■ Task directions: Of all the lines in this data, how many include "宽带拨号上网"? Respond with the number only.

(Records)

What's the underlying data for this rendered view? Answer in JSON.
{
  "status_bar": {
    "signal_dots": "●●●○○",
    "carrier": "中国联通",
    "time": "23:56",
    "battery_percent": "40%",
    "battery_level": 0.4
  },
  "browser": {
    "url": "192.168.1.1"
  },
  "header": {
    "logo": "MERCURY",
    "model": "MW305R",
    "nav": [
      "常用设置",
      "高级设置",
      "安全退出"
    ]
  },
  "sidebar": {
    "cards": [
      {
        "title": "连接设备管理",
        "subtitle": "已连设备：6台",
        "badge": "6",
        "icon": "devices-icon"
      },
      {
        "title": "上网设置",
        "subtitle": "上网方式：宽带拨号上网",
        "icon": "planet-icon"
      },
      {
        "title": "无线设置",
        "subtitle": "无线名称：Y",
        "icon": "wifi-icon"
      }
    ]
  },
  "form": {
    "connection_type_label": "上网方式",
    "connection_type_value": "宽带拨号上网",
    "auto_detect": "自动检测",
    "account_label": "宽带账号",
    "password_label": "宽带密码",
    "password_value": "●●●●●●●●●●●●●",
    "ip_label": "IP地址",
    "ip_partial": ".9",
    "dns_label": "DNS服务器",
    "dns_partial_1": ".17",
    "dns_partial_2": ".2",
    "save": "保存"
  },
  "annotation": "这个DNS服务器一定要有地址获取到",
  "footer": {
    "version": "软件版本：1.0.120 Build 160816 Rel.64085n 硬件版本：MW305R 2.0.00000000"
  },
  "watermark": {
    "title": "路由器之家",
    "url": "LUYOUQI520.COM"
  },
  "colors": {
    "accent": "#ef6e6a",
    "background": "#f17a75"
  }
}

■ Result: 2